— BEGIN Raw data —
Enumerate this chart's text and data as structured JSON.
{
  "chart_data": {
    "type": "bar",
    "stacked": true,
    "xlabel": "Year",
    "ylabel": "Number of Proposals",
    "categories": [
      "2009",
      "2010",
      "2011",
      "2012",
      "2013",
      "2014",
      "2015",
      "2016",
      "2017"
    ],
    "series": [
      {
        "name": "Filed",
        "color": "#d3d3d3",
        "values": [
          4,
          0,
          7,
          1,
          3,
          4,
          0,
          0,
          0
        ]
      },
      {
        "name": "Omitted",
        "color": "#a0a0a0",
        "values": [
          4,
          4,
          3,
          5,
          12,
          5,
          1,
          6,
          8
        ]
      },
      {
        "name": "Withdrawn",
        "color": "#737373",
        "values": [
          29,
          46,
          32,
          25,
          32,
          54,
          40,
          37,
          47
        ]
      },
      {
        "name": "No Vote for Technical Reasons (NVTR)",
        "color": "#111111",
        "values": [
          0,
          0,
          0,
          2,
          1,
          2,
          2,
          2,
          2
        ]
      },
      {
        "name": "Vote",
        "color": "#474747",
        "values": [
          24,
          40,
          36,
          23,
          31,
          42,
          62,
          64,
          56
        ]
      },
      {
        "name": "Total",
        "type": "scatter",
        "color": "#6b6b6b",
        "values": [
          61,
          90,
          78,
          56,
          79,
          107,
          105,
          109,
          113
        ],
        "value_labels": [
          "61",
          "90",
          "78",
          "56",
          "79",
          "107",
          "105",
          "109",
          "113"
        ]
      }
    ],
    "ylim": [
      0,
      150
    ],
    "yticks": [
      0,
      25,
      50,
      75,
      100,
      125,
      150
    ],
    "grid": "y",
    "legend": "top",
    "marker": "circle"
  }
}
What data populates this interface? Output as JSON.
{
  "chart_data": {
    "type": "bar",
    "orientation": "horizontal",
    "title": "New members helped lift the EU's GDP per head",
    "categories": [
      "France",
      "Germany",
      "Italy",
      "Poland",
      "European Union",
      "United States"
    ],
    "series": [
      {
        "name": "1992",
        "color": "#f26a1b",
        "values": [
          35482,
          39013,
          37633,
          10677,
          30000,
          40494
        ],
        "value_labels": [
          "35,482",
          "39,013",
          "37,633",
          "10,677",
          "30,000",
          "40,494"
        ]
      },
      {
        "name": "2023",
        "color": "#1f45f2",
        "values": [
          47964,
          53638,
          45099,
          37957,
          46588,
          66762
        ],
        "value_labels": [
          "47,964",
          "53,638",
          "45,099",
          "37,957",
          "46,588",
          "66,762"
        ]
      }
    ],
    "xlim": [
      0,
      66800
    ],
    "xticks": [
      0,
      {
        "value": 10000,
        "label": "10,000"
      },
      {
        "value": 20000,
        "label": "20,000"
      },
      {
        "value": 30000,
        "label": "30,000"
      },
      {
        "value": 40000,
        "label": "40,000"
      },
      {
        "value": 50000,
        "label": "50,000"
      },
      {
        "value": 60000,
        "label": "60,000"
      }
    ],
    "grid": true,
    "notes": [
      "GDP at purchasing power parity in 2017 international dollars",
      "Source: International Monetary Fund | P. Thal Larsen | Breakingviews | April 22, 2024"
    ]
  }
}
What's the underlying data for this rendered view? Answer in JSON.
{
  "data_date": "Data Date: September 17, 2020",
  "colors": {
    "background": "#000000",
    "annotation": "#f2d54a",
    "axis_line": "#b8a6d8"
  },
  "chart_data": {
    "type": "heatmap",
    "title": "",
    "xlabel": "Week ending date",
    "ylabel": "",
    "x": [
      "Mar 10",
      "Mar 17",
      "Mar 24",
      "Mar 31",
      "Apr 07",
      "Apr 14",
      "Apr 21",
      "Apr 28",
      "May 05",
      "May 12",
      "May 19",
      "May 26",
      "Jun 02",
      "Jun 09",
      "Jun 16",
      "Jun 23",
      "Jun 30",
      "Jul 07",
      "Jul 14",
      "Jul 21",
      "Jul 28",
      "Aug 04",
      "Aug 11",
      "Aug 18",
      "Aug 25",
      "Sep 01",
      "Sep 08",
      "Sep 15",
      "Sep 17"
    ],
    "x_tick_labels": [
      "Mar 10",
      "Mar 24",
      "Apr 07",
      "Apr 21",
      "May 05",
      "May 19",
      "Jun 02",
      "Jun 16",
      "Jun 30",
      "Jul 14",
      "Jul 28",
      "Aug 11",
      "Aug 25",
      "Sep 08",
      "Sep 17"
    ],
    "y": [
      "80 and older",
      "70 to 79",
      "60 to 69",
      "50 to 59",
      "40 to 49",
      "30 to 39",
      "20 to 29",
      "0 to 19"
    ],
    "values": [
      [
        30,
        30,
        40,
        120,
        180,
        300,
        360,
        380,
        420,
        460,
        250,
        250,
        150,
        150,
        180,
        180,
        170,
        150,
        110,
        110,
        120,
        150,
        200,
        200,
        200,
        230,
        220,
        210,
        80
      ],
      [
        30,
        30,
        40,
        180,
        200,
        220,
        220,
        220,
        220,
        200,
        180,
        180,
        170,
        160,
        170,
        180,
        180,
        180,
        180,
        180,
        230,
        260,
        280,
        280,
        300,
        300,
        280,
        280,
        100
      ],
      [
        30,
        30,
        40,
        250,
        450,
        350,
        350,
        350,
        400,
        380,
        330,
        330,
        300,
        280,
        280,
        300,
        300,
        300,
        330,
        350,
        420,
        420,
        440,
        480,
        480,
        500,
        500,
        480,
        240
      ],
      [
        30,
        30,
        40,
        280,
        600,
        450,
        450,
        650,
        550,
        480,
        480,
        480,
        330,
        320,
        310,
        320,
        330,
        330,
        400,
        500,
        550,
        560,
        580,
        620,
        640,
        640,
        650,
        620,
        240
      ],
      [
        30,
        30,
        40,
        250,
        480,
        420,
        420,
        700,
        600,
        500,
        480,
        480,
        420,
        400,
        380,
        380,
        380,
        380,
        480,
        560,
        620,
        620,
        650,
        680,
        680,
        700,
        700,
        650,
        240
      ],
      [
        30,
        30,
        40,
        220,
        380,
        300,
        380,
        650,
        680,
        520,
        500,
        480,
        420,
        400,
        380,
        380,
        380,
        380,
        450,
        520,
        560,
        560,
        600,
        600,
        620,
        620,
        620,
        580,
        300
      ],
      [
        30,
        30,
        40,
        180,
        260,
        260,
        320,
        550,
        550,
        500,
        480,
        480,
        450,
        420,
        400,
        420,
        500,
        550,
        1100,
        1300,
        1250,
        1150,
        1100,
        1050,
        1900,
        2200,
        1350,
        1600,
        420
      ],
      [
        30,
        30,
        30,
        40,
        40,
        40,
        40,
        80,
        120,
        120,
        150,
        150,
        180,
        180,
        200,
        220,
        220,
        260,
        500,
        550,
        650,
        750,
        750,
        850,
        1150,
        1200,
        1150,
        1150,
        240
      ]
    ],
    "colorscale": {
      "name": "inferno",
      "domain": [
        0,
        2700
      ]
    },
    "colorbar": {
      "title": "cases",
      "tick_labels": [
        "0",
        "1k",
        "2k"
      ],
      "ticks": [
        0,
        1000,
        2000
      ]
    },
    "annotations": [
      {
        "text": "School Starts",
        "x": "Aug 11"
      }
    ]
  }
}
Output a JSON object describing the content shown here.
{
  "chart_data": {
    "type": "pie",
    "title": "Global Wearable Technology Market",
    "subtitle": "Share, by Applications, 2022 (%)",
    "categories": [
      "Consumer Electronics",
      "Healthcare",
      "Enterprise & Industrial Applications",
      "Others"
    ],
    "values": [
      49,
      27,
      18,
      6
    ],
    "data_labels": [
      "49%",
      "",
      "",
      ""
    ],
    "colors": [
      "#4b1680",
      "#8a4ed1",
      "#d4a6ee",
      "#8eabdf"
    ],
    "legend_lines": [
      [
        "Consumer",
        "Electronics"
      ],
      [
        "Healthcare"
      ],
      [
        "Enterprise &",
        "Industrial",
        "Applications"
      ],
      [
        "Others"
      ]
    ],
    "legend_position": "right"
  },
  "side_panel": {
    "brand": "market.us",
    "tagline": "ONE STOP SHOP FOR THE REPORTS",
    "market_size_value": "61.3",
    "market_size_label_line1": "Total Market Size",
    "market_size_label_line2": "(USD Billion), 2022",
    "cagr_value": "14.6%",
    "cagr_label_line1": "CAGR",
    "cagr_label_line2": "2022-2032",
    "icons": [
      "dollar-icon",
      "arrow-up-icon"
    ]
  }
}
— END Raw data —
= Your instructions =
Copy out every line of the data that includes the word "xlabel".

= Task solution =
    "xlabel": "Year",
    "xlabel": "Week ending date",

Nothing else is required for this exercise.